Copy the records below line for line, without changing anything.

Data rows —
◇ ◇ ◇

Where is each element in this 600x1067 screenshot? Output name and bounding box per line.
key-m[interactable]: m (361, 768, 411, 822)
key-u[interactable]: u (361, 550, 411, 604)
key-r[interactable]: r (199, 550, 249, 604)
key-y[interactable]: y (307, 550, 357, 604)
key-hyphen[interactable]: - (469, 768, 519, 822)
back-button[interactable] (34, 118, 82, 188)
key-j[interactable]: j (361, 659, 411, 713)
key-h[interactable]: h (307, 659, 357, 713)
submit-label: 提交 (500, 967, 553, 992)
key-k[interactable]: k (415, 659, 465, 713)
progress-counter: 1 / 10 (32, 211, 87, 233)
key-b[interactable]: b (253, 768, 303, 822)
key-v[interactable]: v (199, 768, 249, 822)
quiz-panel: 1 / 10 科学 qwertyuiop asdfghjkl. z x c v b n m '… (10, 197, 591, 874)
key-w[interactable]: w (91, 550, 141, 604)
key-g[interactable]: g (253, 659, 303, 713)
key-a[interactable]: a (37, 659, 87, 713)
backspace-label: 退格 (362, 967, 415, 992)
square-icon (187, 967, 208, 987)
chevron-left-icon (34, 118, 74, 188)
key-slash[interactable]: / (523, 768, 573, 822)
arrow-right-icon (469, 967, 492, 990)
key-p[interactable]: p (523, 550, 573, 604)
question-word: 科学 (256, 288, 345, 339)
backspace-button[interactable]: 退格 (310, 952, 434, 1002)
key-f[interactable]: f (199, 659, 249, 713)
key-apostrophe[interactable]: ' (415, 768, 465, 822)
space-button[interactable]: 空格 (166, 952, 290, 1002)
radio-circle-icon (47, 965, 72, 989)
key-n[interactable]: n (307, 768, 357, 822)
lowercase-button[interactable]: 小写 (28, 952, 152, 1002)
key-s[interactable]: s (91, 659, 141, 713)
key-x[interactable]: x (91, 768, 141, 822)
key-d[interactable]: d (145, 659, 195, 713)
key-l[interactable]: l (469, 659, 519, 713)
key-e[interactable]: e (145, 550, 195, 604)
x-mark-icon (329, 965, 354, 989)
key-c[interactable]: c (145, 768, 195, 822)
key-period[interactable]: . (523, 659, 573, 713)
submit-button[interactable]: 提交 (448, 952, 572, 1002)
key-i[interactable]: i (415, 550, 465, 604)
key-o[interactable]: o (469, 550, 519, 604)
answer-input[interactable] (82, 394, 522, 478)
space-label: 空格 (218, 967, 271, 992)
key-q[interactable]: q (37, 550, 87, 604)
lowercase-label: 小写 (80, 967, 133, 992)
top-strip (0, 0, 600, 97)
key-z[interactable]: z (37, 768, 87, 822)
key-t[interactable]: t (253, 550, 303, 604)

◇ ◇ ◇

Solution to the problem —
Where is each element in this 600x1067 screenshot? Output name and bounding box per line.
key-m[interactable]: m (361, 768, 411, 822)
key-u[interactable]: u (361, 550, 411, 604)
key-r[interactable]: r (199, 550, 249, 604)
key-y[interactable]: y (307, 550, 357, 604)
key-hyphen[interactable]: - (469, 768, 519, 822)
back-button[interactable] (34, 118, 82, 188)
key-j[interactable]: j (361, 659, 411, 713)
key-h[interactable]: h (307, 659, 357, 713)
submit-label: 提交 (500, 967, 553, 992)
key-k[interactable]: k (415, 659, 465, 713)
progress-counter: 1 / 10 (32, 211, 87, 233)
key-b[interactable]: b (253, 768, 303, 822)
key-v[interactable]: v (199, 768, 249, 822)
quiz-panel: 1 / 10 科学 qwertyuiop asdfghjkl. z x c v b n m '… (10, 197, 591, 874)
key-w[interactable]: w (91, 550, 141, 604)
key-g[interactable]: g (253, 659, 303, 713)
key-a[interactable]: a (37, 659, 87, 713)
backspace-label: 退格 (362, 967, 415, 992)
square-icon (187, 967, 208, 987)
chevron-left-icon (34, 118, 74, 188)
key-slash[interactable]: / (523, 768, 573, 822)
arrow-right-icon (469, 967, 492, 990)
key-p[interactable]: p (523, 550, 573, 604)
question-word: 科学 (256, 288, 345, 339)
backspace-button[interactable]: 退格 (310, 952, 434, 1002)
key-f[interactable]: f (199, 659, 249, 713)
key-apostrophe[interactable]: ' (415, 768, 465, 822)
space-button[interactable]: 空格 (166, 952, 290, 1002)
radio-circle-icon (47, 965, 72, 989)
key-n[interactable]: n (307, 768, 357, 822)
lowercase-button[interactable]: 小写 (28, 952, 152, 1002)
key-s[interactable]: s (91, 659, 141, 713)
key-x[interactable]: x (91, 768, 141, 822)
key-d[interactable]: d (145, 659, 195, 713)
key-l[interactable]: l (469, 659, 519, 713)
key-e[interactable]: e (145, 550, 195, 604)
x-mark-icon (329, 965, 354, 989)
key-c[interactable]: c (145, 768, 195, 822)
key-period[interactable]: . (523, 659, 573, 713)
submit-button[interactable]: 提交 (448, 952, 572, 1002)
key-i[interactable]: i (415, 550, 465, 604)
key-o[interactable]: o (469, 550, 519, 604)
answer-input[interactable] (82, 394, 522, 478)
space-label: 空格 (218, 967, 271, 992)
key-q[interactable]: q (37, 550, 87, 604)
lowercase-label: 小写 (80, 967, 133, 992)
top-strip (0, 0, 600, 97)
key-z[interactable]: z (37, 768, 87, 822)
key-t[interactable]: t (253, 550, 303, 604)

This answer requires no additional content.